** BEGIN RECORDS FOR THE EXERCISE **

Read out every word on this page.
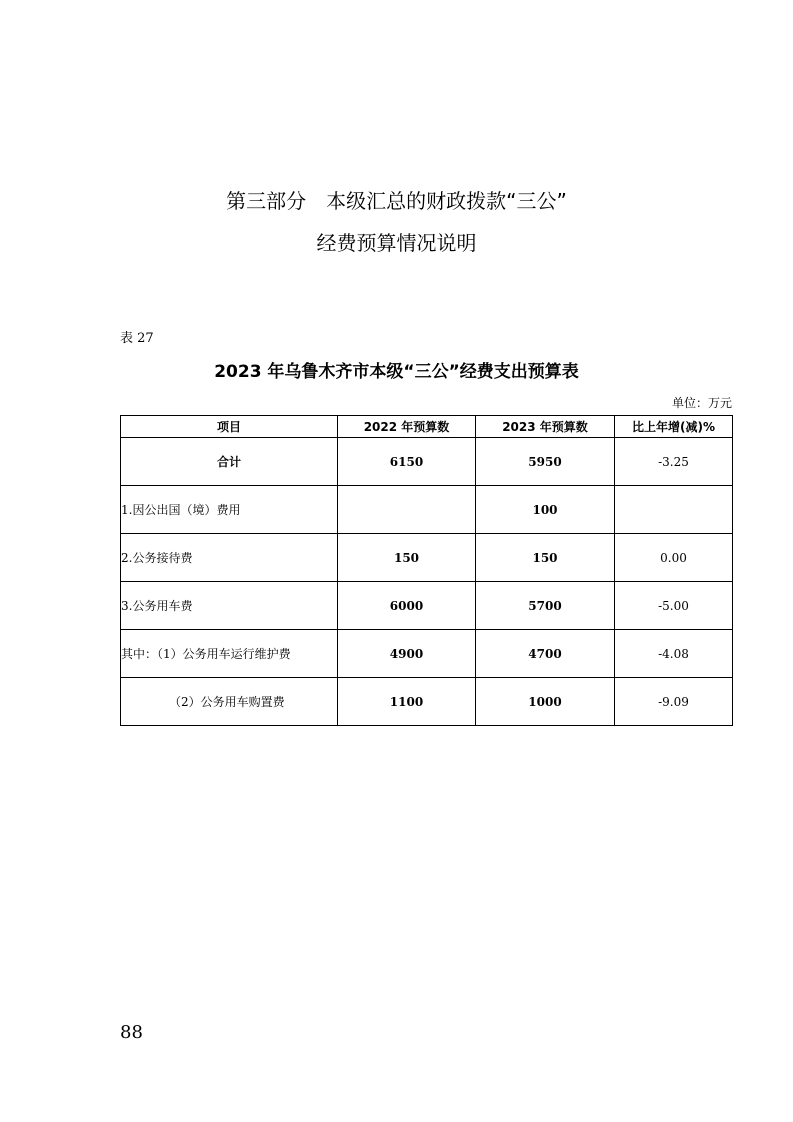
第三部分　本级汇总的财政拨款“三公”
经费预算情况说明
表 27
2023 年乌鲁木齐市本级“三公”经费支出预算表
单位：万元
项目	2022 年预算数	2023 年预算数	比上年增(减)%
合计	6150	5950	-3.25
1.因公出国（境）费用		100	
2.公务接待费	150	150	0.00
3.公务用车费	6000	5700	-5.00
其中：（1）公务用车运行维护费	4900	4700	-4.08
（2）公务用车购置费	1100	1000	-9.09
88
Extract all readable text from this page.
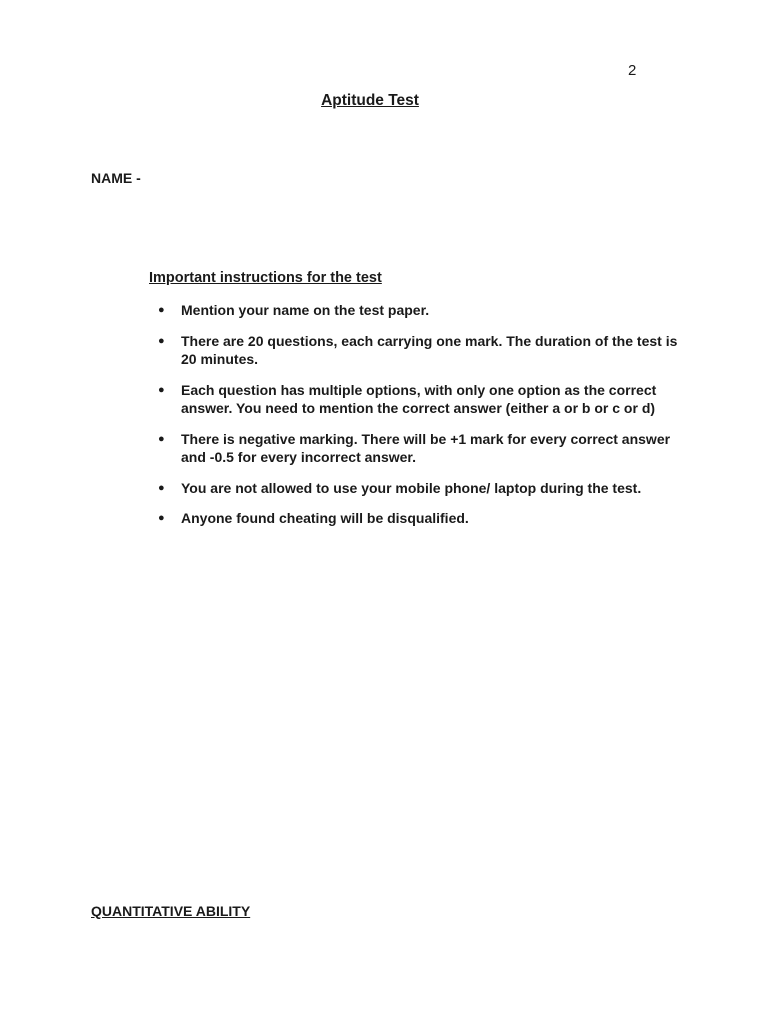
2
Aptitude Test
NAME -
Important instructions for the test
● Mention your name on the test paper.
● There are 20 questions, each carrying one mark. The duration of the test is 20 minutes.
● Each question has multiple options, with only one option as the correct answer. You need to mention the correct answer (either a or b or c or d)
● There is negative marking. There will be +1 mark for every correct answer and -0.5 for every incorrect answer.
● You are not allowed to use your mobile phone/ laptop during the test.
● Anyone found cheating will be disqualified.
QUANTITATIVE ABILITY
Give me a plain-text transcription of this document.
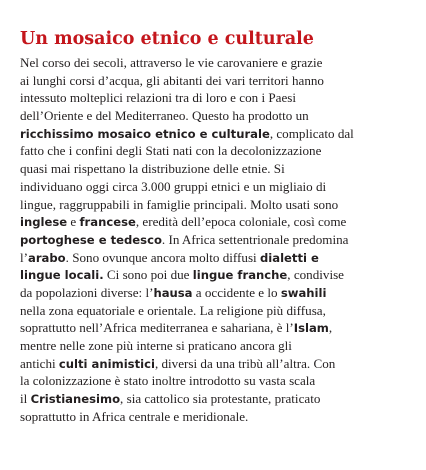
Un mosaico etnico e culturale
Nel corso dei secoli, attraverso le vie carovaniere e grazie
ai lunghi corsi d’acqua, gli abitanti dei vari territori hanno
intessuto molteplici relazioni tra di loro e con i Paesi
dell’Oriente e del Mediterraneo. Questo ha prodotto un
ricchissimo mosaico etnico e culturale, complicato dal
fatto che i confini degli Stati nati con la decolonizzazione
quasi mai rispettano la distribuzione delle etnie. Si
individuano oggi circa 3.000 gruppi etnici e un migliaio di
lingue, raggruppabili in famiglie principali. Molto usati sono
inglese e francese, eredità dell’epoca coloniale, così come
portoghese e tedesco. In Africa settentrionale predomina
l’arabo. Sono ovunque ancora molto diffusi dialetti e
lingue locali. Ci sono poi due lingue franche, condivise
da popolazioni diverse: l’hausa a occidente e lo swahili
nella zona equatoriale e orientale. La religione più diffusa,
soprattutto nell’Africa mediterranea e sahariana, è l’Islam,
mentre nelle zone più interne si praticano ancora gli
antichi culti animistici, diversi da una tribù all’altra. Con
la colonizzazione è stato inoltre introdotto su vasta scala
il Cristianesimo, sia cattolico sia protestante, praticato
soprattutto in Africa centrale e meridionale.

** END RECORDS FOR THE EXERCISE **

WHAT IS ASKED | State how many lines of the records above contain the word "will", and give only that number.

PROBLEM SOLUTION | 2